## WHAT YOU ARE ASKED TO DO
Wherever the word "quarter" appears in the entries, copy the whole line.

-.-.-

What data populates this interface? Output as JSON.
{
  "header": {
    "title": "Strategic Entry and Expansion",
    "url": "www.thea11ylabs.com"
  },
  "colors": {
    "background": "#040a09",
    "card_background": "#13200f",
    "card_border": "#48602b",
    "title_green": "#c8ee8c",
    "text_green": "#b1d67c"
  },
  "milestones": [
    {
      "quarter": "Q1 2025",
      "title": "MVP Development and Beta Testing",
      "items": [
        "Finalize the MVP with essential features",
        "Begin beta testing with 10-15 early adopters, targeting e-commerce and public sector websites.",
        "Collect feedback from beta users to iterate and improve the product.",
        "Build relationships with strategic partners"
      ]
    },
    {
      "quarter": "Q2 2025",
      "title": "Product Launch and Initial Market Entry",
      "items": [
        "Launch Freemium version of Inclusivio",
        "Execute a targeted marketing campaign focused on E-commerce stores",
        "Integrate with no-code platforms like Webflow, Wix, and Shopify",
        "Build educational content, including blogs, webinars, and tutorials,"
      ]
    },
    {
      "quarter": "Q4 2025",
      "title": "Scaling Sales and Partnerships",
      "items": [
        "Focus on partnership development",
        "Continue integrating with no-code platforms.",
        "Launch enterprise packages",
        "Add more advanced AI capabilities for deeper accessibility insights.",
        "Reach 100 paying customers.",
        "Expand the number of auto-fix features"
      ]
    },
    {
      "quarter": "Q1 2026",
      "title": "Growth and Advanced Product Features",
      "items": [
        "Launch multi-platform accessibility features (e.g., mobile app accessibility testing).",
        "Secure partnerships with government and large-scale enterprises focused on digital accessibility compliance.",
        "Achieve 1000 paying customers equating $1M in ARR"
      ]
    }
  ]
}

-.-.-

## THE COMPLETED TASK
      "quarter": "Q1 2025",
      "quarter": "Q2 2025",
      "quarter": "Q4 2025",
      "quarter": "Q1 2026",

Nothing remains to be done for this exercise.